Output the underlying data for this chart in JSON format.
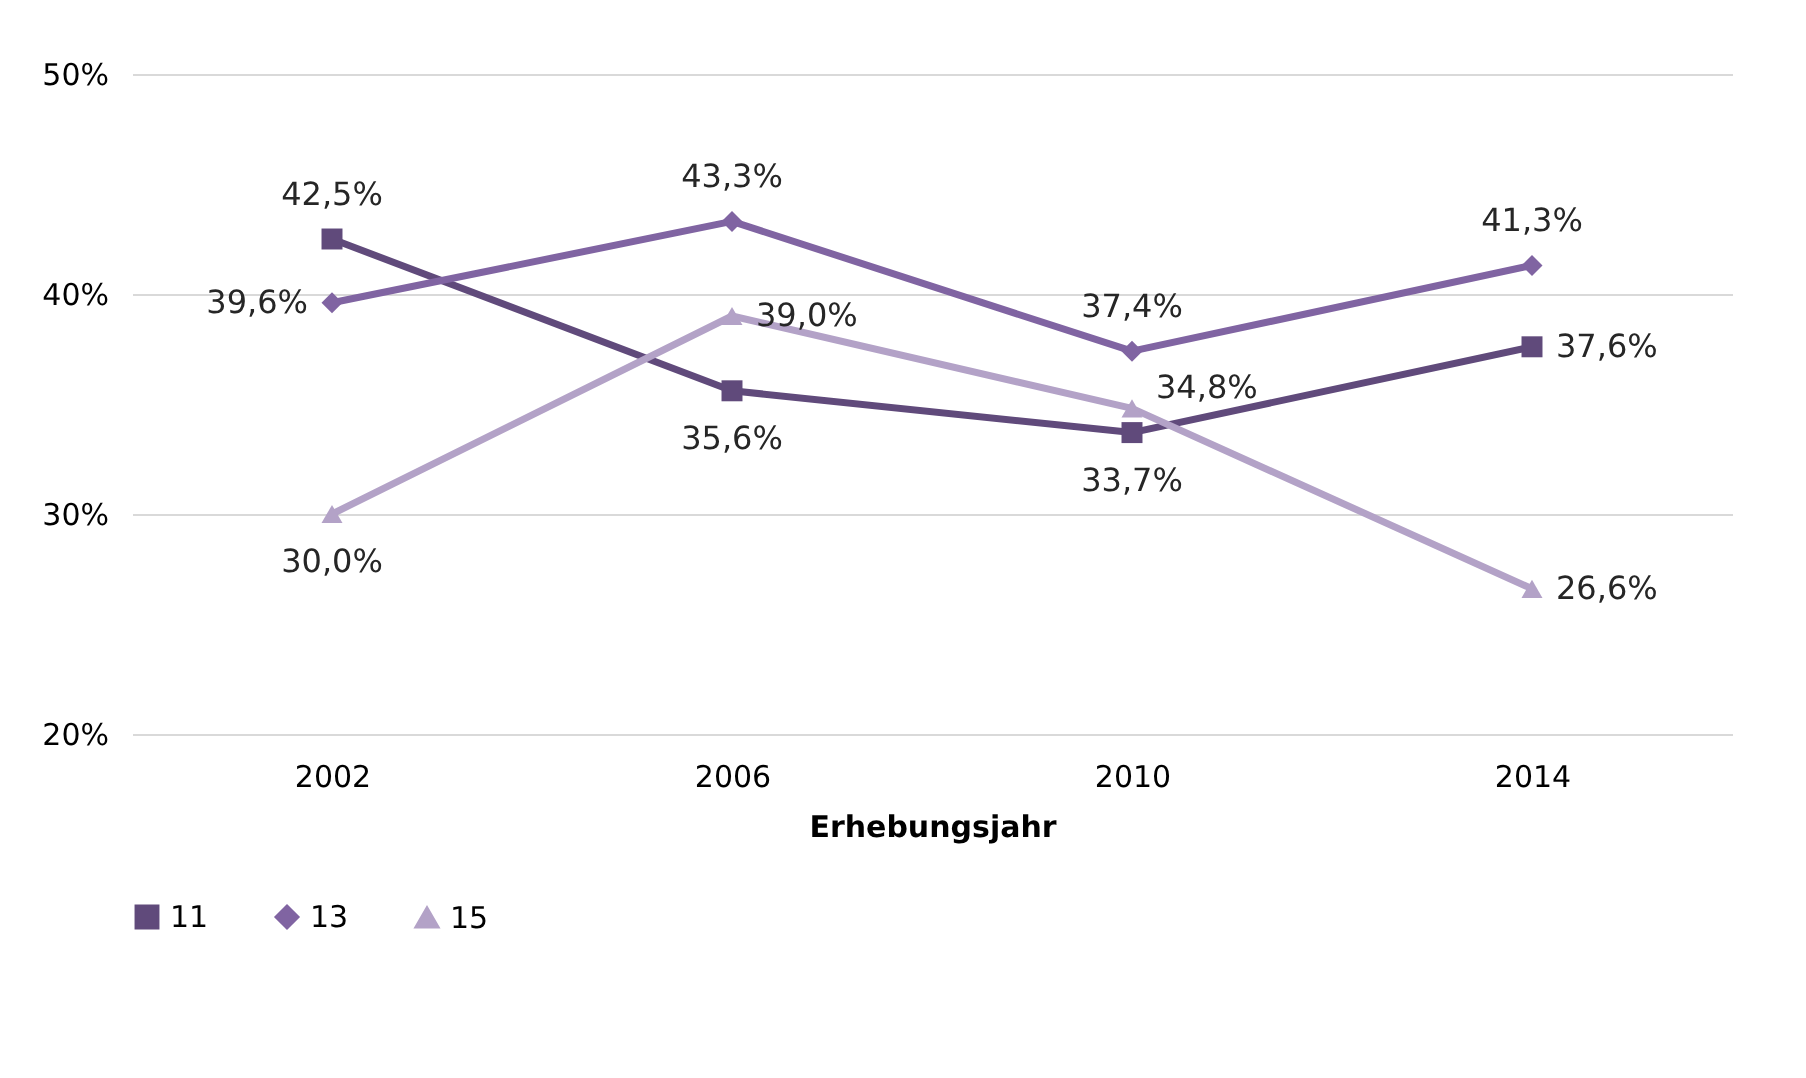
{
  "chart_data": {
    "type": "line",
    "xlabel": "Erhebungsjahr",
    "categories": [
      "2002",
      "2006",
      "2010",
      "2014"
    ],
    "series": [
      {
        "name": "11",
        "color": "#604a7b",
        "marker": "square",
        "values": [
          42.5,
          35.6,
          33.7,
          37.6
        ],
        "value_labels": [
          "42,5%",
          "35,6%",
          "33,7%",
          "37,6%"
        ]
      },
      {
        "name": "13",
        "color": "#8064a2",
        "marker": "diamond",
        "values": [
          39.6,
          43.3,
          37.4,
          41.3
        ],
        "value_labels": [
          "39,6%",
          "43,3%",
          "37,4%",
          "41,3%"
        ]
      },
      {
        "name": "15",
        "color": "#b3a2c7",
        "marker": "triangle",
        "values": [
          30.0,
          39.0,
          34.8,
          26.6
        ],
        "value_labels": [
          "30,0%",
          "39,0%",
          "34,8%",
          "26,6%"
        ]
      }
    ],
    "ylim": [
      20,
      50
    ],
    "yticks": [
      {
        "value": 20,
        "label": "20%"
      },
      {
        "value": 30,
        "label": "30%"
      },
      {
        "value": 40,
        "label": "40%"
      },
      {
        "value": 50,
        "label": "50%"
      }
    ],
    "grid": "y",
    "legend": "bottom",
    "line_style": "solid"
  }
}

##########

— Short exercise —
Locate the lines above that contain "marker" and copy them.

— Answer for the task —
        "marker": "square",
        "marker": "diamond",
        "marker": "triangle",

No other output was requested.